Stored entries
··········

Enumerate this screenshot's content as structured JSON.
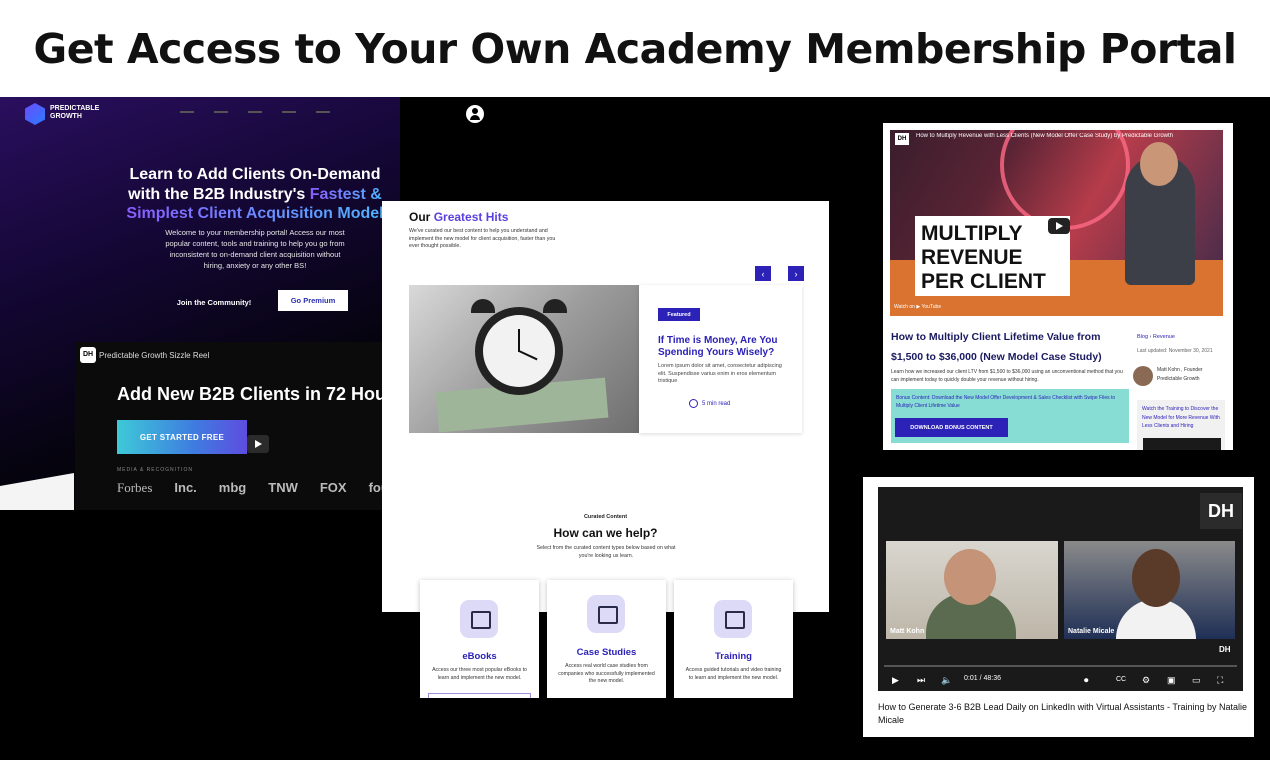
{
  "headline": "Get Access to Your Own Academy Membership Portal",
  "portal": {
    "logo_name": "PREDICTABLE GROWTH",
    "hero_title_line1": "Learn to Add Clients On-Demand",
    "hero_title_line2": "with the B2B Industry's",
    "hero_title_highlight": "Fastest &",
    "hero_title_line3": "Simplest Client Acquisition Model",
    "hero_body": "Welcome to your membership portal! Access our most popular content, tools and training to help you go from inconsistent to on-demand client acquisition without hiring, anxiety or any other BS!",
    "community_button": "Join the Community!",
    "premium_button": "Go Premium",
    "sizzle_badge": "DH",
    "sizzle_label": "Predictable Growth Sizzle Reel",
    "sizzle_headline": "Add New B2B Clients in 72 Hou",
    "get_started_button": "GET STARTED FREE",
    "media_label": "MEDIA & RECOGNITION",
    "media_logos": [
      "Forbes",
      "Inc.",
      "mbg",
      "TNW",
      "FOX",
      "four"
    ]
  },
  "center": {
    "hits_title": "Our",
    "hits_title_accent": "Greatest Hits",
    "hits_sub": "We've curated our best content to help you understand and implement the new model for client acquisition, faster than you ever thought possible.",
    "prev_arrow": "‹",
    "next_arrow": "›",
    "featured_tag": "Featured",
    "featured_title": "If Time is Money, Are You Spending Yours Wisely?",
    "featured_body": "Lorem ipsum dolor sit amet, consectetur adipiscing elit. Suspendisse varius enim in eros elementum tristique",
    "read_time": "5 min read",
    "curated_kicker": "Curated Content",
    "curated_title": "How can we help?",
    "curated_sub": "Select from the curated content types below based on what you're looking us learn.",
    "types": [
      {
        "title": "eBooks",
        "body": "Access our three most popular eBooks to learn and implement the new model."
      },
      {
        "title": "Case Studies",
        "body": "Access real world case studies from companies who successfully implemented the new model."
      },
      {
        "title": "Training",
        "body": "Access guided tutorials and video training to learn and implement the new model."
      }
    ]
  },
  "right_top": {
    "dh": "DH",
    "video_title": "How to Multiply Revenue with Less Clients (New Model Offer Case Study) by Predictable Growth",
    "overlay_text": "MULTIPLY REVENUE PER CLIENT",
    "watch_on": "Watch on ▶ YouTube",
    "article_title": "How to Multiply Client Lifetime Value from $1,500 to $36,000 (New Model Case Study)",
    "article_body": "Learn how we increased our client LTV from $1,500 to $36,000 using an unconventional method that you can implement today to quickly double your revenue without hiring.",
    "blog_tag": "Blog › Revenue",
    "updated": "Last updated: November 30, 2021",
    "author": "Matt Kohn , Founder Predictable Growth",
    "bonus_text": "Bonus Content: Download the New Model Offer Development & Sales Checklist with Swipe Files to Multiply Client Lifetime Value",
    "bonus_button": "DOWNLOAD BONUS CONTENT",
    "side_card_text": "Watch the Training to Discover the New Model for More Revenue With Less Clients and Hiring"
  },
  "right_bottom": {
    "dh_corner": "DH",
    "left_name": "Matt Kohn",
    "right_name": "Natalie Micale",
    "dh_mini": "DH",
    "time": "0:01 / 48:36",
    "title": "How to Generate 3-6 B2B Lead Daily on LinkedIn with Virtual Assistants - Training by Natalie Micale",
    "icons": [
      "play-icon",
      "next-icon",
      "volume-icon",
      "autoplay-toggle",
      "captions-icon",
      "settings-icon",
      "miniplayer-icon",
      "theater-icon",
      "fullscreen-icon"
    ]
  },
  "colors": {
    "brand_blue": "#2d22b8",
    "accent_purple": "#5b3fe0",
    "bonus_teal": "#87ddd3"
  }
}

··········

The exercise: All preceding records should be duplicated verbatim, images excepted.

Expected output:
Enumerate this screenshot's content as structured JSON.
{
  "headline": "Get Access to Your Own Academy Membership Portal",
  "portal": {
    "logo_name": "PREDICTABLE GROWTH",
    "hero_title_line1": "Learn to Add Clients On-Demand",
    "hero_title_line2": "with the B2B Industry's",
    "hero_title_highlight": "Fastest &",
    "hero_title_line3": "Simplest Client Acquisition Model",
    "hero_body": "Welcome to your membership portal! Access our most popular content, tools and training to help you go from inconsistent to on-demand client acquisition without hiring, anxiety or any other BS!",
    "community_button": "Join the Community!",
    "premium_button": "Go Premium",
    "sizzle_badge": "DH",
    "sizzle_label": "Predictable Growth Sizzle Reel",
    "sizzle_headline": "Add New B2B Clients in 72 Hou",
    "get_started_button": "GET STARTED FREE",
    "media_label": "MEDIA & RECOGNITION",
    "media_logos": [
      "Forbes",
      "Inc.",
      "mbg",
      "TNW",
      "FOX",
      "four"
    ]
  },
  "center": {
    "hits_title": "Our",
    "hits_title_accent": "Greatest Hits",
    "hits_sub": "We've curated our best content to help you understand and implement the new model for client acquisition, faster than you ever thought possible.",
    "prev_arrow": "‹",
    "next_arrow": "›",
    "featured_tag": "Featured",
    "featured_title": "If Time is Money, Are You Spending Yours Wisely?",
    "featured_body": "Lorem ipsum dolor sit amet, consectetur adipiscing elit. Suspendisse varius enim in eros elementum tristique",
    "read_time": "5 min read",
    "curated_kicker": "Curated Content",
    "curated_title": "How can we help?",
    "curated_sub": "Select from the curated content types below based on what you're looking us learn.",
    "types": [
      {
        "title": "eBooks",
        "body": "Access our three most popular eBooks to learn and implement the new model."
      },
      {
        "title": "Case Studies",
        "body": "Access real world case studies from companies who successfully implemented the new model."
      },
      {
        "title": "Training",
        "body": "Access guided tutorials and video training to learn and implement the new model."
      }
    ]
  },
  "right_top": {
    "dh": "DH",
    "video_title": "How to Multiply Revenue with Less Clients (New Model Offer Case Study) by Predictable Growth",
    "overlay_text": "MULTIPLY REVENUE PER CLIENT",
    "watch_on": "Watch on ▶ YouTube",
    "article_title": "How to Multiply Client Lifetime Value from $1,500 to $36,000 (New Model Case Study)",
    "article_body": "Learn how we increased our client LTV from $1,500 to $36,000 using an unconventional method that you can implement today to quickly double your revenue without hiring.",
    "blog_tag": "Blog › Revenue",
    "updated": "Last updated: November 30, 2021",
    "author": "Matt Kohn , Founder Predictable Growth",
    "bonus_text": "Bonus Content: Download the New Model Offer Development & Sales Checklist with Swipe Files to Multiply Client Lifetime Value",
    "bonus_button": "DOWNLOAD BONUS CONTENT",
    "side_card_text": "Watch the Training to Discover the New Model for More Revenue With Less Clients and Hiring"
  },
  "right_bottom": {
    "dh_corner": "DH",
    "left_name": "Matt Kohn",
    "right_name": "Natalie Micale",
    "dh_mini": "DH",
    "time": "0:01 / 48:36",
    "title": "How to Generate 3-6 B2B Lead Daily on LinkedIn with Virtual Assistants - Training by Natalie Micale",
    "icons": [
      "play-icon",
      "next-icon",
      "volume-icon",
      "autoplay-toggle",
      "captions-icon",
      "settings-icon",
      "miniplayer-icon",
      "theater-icon",
      "fullscreen-icon"
    ]
  },
  "colors": {
    "brand_blue": "#2d22b8",
    "accent_purple": "#5b3fe0",
    "bonus_teal": "#87ddd3"
  }
}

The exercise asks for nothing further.